--- START ---
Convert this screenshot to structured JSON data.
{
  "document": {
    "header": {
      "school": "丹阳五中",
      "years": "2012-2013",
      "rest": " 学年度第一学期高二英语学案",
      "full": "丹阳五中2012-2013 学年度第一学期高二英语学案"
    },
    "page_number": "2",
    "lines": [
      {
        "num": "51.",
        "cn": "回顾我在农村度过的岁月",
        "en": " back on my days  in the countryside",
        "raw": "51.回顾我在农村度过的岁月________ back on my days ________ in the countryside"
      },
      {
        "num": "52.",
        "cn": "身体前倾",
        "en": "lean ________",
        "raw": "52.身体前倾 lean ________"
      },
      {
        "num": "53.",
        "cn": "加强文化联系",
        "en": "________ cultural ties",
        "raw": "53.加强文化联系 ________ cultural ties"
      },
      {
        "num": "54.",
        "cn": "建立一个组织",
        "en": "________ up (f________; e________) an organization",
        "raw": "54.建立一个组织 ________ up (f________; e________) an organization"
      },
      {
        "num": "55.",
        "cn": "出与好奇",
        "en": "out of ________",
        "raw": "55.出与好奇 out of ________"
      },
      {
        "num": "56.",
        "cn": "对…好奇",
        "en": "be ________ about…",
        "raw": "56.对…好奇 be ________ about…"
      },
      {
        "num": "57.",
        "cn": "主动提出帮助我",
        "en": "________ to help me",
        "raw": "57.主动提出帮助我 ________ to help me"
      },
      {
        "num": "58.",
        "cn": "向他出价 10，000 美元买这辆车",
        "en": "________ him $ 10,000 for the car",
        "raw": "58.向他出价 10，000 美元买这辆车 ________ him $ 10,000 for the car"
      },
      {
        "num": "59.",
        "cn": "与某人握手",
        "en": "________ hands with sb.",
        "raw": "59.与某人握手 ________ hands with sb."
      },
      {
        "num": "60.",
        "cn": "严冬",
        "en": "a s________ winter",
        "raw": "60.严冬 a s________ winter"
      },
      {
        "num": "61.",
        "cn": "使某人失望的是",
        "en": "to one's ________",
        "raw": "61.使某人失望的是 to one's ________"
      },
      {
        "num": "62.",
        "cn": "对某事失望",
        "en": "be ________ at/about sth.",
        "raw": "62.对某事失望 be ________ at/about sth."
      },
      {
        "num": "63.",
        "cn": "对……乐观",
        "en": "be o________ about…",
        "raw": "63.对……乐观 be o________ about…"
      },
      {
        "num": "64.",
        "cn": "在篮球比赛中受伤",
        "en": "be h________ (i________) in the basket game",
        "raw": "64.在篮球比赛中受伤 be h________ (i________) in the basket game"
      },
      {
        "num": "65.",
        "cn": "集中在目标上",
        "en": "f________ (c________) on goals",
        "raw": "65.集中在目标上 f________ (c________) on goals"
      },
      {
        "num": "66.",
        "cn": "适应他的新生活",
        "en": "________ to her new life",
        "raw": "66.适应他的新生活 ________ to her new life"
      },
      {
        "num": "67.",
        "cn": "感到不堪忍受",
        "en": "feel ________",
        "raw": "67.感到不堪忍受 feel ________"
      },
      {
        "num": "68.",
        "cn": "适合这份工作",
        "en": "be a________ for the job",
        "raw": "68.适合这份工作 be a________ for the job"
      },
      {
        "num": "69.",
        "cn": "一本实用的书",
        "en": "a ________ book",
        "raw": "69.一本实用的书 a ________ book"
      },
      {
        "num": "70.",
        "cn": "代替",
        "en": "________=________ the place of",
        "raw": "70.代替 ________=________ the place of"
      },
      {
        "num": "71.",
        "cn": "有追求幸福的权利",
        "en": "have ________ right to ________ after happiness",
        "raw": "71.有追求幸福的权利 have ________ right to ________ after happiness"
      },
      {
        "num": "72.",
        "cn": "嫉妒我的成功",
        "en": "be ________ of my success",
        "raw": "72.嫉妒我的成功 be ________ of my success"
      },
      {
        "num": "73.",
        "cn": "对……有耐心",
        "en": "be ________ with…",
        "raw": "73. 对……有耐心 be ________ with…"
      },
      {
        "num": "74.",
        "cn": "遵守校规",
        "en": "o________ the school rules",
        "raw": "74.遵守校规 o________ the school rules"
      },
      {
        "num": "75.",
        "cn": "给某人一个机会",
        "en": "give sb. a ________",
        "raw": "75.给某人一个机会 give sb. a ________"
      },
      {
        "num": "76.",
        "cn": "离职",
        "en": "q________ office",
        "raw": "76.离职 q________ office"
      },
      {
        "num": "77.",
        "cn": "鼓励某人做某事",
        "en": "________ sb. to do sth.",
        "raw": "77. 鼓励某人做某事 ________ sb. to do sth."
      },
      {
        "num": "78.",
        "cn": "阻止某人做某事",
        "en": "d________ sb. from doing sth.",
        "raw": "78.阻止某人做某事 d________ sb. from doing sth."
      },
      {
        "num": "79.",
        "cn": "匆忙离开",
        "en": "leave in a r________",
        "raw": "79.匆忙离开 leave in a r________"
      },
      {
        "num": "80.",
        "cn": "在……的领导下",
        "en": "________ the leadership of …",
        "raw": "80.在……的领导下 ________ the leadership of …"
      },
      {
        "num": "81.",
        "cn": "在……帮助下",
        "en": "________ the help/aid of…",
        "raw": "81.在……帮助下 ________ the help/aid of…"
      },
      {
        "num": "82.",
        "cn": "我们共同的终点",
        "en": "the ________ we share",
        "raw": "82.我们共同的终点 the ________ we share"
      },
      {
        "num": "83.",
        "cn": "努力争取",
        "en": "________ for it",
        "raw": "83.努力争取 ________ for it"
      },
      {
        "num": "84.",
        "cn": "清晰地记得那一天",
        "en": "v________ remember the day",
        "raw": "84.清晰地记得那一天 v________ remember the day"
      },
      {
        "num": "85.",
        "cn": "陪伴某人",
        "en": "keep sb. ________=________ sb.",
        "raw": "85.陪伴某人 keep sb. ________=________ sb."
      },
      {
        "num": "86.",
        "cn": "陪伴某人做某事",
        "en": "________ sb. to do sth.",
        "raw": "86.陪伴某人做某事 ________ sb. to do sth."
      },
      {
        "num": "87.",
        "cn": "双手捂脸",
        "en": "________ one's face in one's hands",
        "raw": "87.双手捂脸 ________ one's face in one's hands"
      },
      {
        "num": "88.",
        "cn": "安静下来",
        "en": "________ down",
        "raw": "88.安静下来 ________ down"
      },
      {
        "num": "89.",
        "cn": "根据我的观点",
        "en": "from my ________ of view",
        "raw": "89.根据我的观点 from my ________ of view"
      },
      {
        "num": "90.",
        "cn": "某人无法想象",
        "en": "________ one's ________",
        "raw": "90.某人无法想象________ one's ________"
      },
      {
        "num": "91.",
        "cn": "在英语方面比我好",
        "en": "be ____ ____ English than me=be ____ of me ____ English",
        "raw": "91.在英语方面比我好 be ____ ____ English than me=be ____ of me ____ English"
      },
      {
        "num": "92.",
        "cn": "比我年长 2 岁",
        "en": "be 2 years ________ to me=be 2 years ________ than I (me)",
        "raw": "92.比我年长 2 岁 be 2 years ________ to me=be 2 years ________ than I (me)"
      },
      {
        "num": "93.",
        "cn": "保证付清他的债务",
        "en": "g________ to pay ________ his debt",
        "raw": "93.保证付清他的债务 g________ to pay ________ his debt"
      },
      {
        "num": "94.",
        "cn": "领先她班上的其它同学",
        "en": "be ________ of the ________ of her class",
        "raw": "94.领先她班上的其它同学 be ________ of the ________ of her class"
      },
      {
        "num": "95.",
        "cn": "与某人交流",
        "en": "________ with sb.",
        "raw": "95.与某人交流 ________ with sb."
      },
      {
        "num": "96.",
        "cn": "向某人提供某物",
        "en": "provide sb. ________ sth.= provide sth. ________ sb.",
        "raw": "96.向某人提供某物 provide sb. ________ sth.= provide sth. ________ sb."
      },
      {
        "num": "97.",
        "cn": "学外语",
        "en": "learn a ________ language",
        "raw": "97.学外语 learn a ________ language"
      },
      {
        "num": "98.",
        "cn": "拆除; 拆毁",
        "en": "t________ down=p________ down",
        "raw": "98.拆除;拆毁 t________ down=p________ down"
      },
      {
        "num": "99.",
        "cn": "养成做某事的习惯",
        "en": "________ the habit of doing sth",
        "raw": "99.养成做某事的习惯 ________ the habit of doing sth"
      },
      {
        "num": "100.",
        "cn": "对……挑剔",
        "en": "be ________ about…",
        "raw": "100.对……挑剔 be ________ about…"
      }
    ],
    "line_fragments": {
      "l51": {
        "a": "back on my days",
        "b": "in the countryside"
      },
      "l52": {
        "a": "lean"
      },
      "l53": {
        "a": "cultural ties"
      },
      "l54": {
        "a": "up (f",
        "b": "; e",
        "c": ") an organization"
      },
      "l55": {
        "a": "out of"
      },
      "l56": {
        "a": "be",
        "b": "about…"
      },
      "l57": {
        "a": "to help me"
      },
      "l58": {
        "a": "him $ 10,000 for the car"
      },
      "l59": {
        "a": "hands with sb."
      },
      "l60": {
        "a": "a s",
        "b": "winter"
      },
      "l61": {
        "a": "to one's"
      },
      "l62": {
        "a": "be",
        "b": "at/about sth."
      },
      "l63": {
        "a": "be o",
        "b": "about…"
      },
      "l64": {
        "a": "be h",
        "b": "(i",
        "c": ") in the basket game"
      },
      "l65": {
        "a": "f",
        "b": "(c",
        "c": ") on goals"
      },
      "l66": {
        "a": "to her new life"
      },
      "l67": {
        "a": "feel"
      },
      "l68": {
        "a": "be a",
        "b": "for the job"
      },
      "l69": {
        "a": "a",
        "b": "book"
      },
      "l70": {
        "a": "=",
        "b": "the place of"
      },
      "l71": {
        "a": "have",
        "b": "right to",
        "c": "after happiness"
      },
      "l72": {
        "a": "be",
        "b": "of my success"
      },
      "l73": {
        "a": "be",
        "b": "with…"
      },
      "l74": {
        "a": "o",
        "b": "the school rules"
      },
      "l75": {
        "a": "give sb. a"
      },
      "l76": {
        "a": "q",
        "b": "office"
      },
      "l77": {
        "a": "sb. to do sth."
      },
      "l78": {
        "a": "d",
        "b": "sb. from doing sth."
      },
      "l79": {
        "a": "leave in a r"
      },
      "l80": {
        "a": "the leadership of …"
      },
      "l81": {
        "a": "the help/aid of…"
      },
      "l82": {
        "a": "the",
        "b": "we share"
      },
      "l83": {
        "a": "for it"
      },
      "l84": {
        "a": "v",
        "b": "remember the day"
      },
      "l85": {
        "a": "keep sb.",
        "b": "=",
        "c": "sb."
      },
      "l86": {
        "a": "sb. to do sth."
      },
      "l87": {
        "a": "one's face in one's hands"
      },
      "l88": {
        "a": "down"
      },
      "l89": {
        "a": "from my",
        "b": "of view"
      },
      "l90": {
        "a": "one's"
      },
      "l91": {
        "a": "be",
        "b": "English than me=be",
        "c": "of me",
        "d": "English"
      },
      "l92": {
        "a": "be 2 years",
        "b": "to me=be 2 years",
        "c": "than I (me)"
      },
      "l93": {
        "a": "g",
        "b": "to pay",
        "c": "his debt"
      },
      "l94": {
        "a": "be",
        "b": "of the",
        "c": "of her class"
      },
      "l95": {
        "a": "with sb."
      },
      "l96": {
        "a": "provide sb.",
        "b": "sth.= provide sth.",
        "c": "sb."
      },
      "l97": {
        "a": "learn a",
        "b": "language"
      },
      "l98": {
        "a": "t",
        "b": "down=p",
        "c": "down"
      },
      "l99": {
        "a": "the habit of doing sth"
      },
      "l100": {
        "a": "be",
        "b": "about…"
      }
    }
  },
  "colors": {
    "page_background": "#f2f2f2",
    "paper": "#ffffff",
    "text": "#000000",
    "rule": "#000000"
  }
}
--- END ---
▶ _Your objective_:
Find the lines with the string "remember" and reproduce them.

▶ _Reply_:
        "en": "v________ remember the day",
        "raw": "84.清晰地记得那一天 v________ remember the day"
        "b": "remember the day"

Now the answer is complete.